WRITTEN INSTRUCTION A ▸ In the ClickHouse support text, which three tables appear after the migrations are applied?

SELECTED EXTRACT ▸
★ ★ ★ ★

Skip to content

Improving ClickHouse support

ClickHouse is a an open-source column-oriented database that is well-suited for analytical workloads. Over the past few years we've seen more and more demand for improved ClickHouse support in goose.

To summarize:

The /v2 driver changed the DSN format, so be prepared for a breaking change. This is actually a good thing, because it brings the format in-line with other databases.


Getting started

Here's a quick tour of using goose against a running ClickHouse docker container.

docker run --rm -d \
    -e CLICKHOUSE_DB=clickdb \
    -e CLICKHOUSE_USER=clickuser \
    -e CLICKHOUSE_DEFAULT_ACCESS_MANAGEMENT=1 \
    -e CLICKHOUSE_PASSWORD=password1 \
    -p 9000:9000/tcp clickhouse/clickhouse-server:22-alpine

Once the container is running, we'll apply 3 migrations with goose. For the sake of this demo, we're using migrations from pressly/goose repository.

At the time of this writing, goose supports 3 environment variables:

GOOSE_DRIVER
GOOSE_DBSTRING
GOOSE_MIGRATION_DIR

We use them in the following command for convenience. Otherwise you'll need to set the driver and database connection strings as CLI parameters and the migration directory with the -dir flag.

GOOSE_DRIVER=clickhouse \
    GOOSE_DBSTRING="tcp://clickuser:password1@localhost:9000/clickdb" \
    GOOSE_MIGRATION_DIR="tests/clickhouse/testdata/migrations" \
    goose up

Expected output following a successful migration.

2022/06/19 20:19:04 OK    00001_a.sql
2022/06/19 20:19:04 OK    00002_b.sql
2022/06/19 20:19:04 OK    00003_c.sql
2022/06/19 20:19:04 goose: no migrations to run. current version: 3

Check migrations

We can now use the clickhouse-client to poke around the server:

Show tables

clickhouse-client --vertical \
    --database clickdb --password password1 -u clickuser \
    -q 'SHOW TABLES'

Our migrations created the goose_db_version table, which stores migration data, and 2 new user tables: clickstream and trips.

Row 1:
──────
name: clickstream

Row 2:
──────
name: goose_db_version

Row 3:
──────
name: trips

Show all data from clickstream table

We used the sample data from the Getting Started with ClickHouse tutorial.

clickhouse-client --vertical \
    --database clickdb --password password1 -u clickuser \
    -q 'SELECT * FROM clickstream'

Output:

Row 1:
──────
customer_id:      customer3
time_stamp:       2021-11-07
click_event_type: checkout
country_code:
source_id:        307493

Row 2:
──────
customer_id:      customer2
time_stamp:       2021-10-30
click_event_type: remove_from_cart
country_code:
source_id:        0

Row 3:
──────
customer_id:      customer1
time_stamp:       2021-10-02
click_event_type: add_to_cart
country_code:     US
source_id:        568239

★ ★ ★ ★

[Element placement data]
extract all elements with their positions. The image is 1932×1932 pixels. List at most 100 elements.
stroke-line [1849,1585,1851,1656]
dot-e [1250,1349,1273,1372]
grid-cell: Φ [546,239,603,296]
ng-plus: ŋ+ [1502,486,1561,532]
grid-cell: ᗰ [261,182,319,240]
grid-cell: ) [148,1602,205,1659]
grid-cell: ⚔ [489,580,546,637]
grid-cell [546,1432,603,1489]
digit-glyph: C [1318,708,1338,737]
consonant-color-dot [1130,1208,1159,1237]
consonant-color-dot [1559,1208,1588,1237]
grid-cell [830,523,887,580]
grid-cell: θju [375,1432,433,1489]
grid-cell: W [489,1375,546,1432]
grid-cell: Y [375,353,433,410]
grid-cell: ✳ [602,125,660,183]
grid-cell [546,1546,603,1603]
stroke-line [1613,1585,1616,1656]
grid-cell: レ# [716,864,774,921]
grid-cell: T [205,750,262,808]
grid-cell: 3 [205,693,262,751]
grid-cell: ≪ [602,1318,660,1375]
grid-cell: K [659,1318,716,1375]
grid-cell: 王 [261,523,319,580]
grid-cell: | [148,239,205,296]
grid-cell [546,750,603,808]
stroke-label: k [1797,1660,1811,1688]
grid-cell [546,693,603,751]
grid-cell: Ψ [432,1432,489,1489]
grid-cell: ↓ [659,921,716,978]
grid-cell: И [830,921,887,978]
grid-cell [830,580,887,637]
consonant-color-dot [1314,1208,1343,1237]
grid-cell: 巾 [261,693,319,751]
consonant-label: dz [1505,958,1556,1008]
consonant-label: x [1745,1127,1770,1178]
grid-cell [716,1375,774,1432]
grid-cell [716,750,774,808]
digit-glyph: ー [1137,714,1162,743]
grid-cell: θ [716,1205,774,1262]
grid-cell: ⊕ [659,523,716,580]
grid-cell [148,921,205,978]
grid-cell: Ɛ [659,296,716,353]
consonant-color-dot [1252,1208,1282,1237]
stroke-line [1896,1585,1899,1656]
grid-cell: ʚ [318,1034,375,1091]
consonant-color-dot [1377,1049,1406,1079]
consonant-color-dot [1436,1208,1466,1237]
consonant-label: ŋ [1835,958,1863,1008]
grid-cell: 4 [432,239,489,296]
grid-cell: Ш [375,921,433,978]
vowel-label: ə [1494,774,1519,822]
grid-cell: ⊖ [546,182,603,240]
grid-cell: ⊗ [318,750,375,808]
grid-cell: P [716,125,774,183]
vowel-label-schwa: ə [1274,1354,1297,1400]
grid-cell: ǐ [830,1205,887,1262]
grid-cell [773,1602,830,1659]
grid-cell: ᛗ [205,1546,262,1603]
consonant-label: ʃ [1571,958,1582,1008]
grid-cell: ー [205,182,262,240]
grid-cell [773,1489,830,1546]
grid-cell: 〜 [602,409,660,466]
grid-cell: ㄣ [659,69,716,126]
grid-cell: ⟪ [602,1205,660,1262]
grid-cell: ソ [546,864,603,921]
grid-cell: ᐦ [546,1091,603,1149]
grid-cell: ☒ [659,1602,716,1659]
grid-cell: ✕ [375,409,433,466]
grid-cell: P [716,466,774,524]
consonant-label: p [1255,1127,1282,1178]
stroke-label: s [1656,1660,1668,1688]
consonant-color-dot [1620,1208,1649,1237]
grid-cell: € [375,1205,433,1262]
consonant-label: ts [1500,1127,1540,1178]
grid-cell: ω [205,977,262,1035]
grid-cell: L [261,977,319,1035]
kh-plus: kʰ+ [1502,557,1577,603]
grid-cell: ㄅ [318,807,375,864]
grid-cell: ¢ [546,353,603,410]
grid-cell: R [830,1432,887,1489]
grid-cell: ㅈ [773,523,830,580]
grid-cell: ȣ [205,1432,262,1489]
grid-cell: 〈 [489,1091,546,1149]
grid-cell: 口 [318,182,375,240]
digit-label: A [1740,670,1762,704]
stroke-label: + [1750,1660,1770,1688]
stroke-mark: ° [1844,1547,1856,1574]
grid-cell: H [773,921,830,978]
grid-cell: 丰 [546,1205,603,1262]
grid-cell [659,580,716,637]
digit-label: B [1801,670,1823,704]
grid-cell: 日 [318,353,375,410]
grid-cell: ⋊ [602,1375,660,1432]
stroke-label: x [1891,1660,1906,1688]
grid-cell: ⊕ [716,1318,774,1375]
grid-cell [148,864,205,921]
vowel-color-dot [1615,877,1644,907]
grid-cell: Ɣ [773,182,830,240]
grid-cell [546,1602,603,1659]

★ ★ ★ ★

WRITTEN INSTRUCTION B ▸ Render the stretch of the records from their start through the line containing "grid-cell: ⟪ [602,1205,660,1262]" as a JSON list of strings, one string per line, omitting blank lines.

EXERCISE OUTPUT A ▸ goose_db_version, clickstream, and trips.

EXERCISE OUTPUT B ▸
[
  "extract all elements with their positions. The image is 1932×1932 pixels. List at most 100 elements.",
  "stroke-line [1849,1585,1851,1656]",
  "dot-e [1250,1349,1273,1372]",
  "grid-cell: Φ [546,239,603,296]",
  "ng-plus: ŋ+ [1502,486,1561,532]",
  "grid-cell: ᗰ [261,182,319,240]",
  "grid-cell: ) [148,1602,205,1659]",
  "grid-cell: ⚔ [489,580,546,637]",
  "grid-cell [546,1432,603,1489]",
  "digit-glyph: C [1318,708,1338,737]",
  "consonant-color-dot [1130,1208,1159,1237]",
  "consonant-color-dot [1559,1208,1588,1237]",
  "grid-cell [830,523,887,580]",
  "grid-cell: θju [375,1432,433,1489]",
  "grid-cell: W [489,1375,546,1432]",
  "grid-cell: Y [375,353,433,410]",
  "grid-cell: ✳ [602,125,660,183]",
  "grid-cell [546,1546,603,1603]",
  "stroke-line [1613,1585,1616,1656]",
  "grid-cell: レ# [716,864,774,921]",
  "grid-cell: T [205,750,262,808]",
  "grid-cell: 3 [205,693,262,751]",
  "grid-cell: ≪ [602,1318,660,1375]",
  "grid-cell: K [659,1318,716,1375]",
  "grid-cell: 王 [261,523,319,580]",
  "grid-cell: | [148,239,205,296]",
  "grid-cell [546,750,603,808]",
  "stroke-label: k [1797,1660,1811,1688]",
  "grid-cell [546,693,603,751]",
  "grid-cell: Ψ [432,1432,489,1489]",
  "grid-cell: ↓ [659,921,716,978]",
  "grid-cell: И [830,921,887,978]",
  "grid-cell [830,580,887,637]",
  "consonant-color-dot [1314,1208,1343,1237]",
  "grid-cell: 巾 [261,693,319,751]",
  "consonant-label: dz [1505,958,1556,1008]",
  "consonant-label: x [1745,1127,1770,1178]",
  "grid-cell [716,1375,774,1432]",
  "grid-cell [716,750,774,808]",
  "digit-glyph: ー [1137,714,1162,743]",
  "grid-cell: θ [716,1205,774,1262]",
  "grid-cell: ⊕ [659,523,716,580]",
  "grid-cell [148,921,205,978]",
  "grid-cell: Ɛ [659,296,716,353]",
  "consonant-color-dot [1252,1208,1282,1237]",
  "stroke-line [1896,1585,1899,1656]",
  "grid-cell: ʚ [318,1034,375,1091]",
  "consonant-color-dot [1377,1049,1406,1079]",
  "consonant-color-dot [1436,1208,1466,1237]",
  "consonant-label: ŋ [1835,958,1863,1008]",
  "grid-cell: 4 [432,239,489,296]",
  "grid-cell: Ш [375,921,433,978]",
  "vowel-label: ə [1494,774,1519,822]",
  "grid-cell: ⊖ [546,182,603,240]",
  "grid-cell: ⊗ [318,750,375,808]",
  "grid-cell: P [716,125,774,183]",
  "vowel-label-schwa: ə [1274,1354,1297,1400]",
  "grid-cell: ǐ [830,1205,887,1262]",
  "grid-cell [773,1602,830,1659]",
  "grid-cell: ᛗ [205,1546,262,1603]",
  "consonant-label: ʃ [1571,958,1582,1008]",
  "grid-cell: ー [205,182,262,240]",
  "grid-cell [773,1489,830,1546]",
  "grid-cell: 〜 [602,409,660,466]",
  "grid-cell: ㄣ [659,69,716,126]",
  "grid-cell: ⟪ [602,1205,660,1262]"
]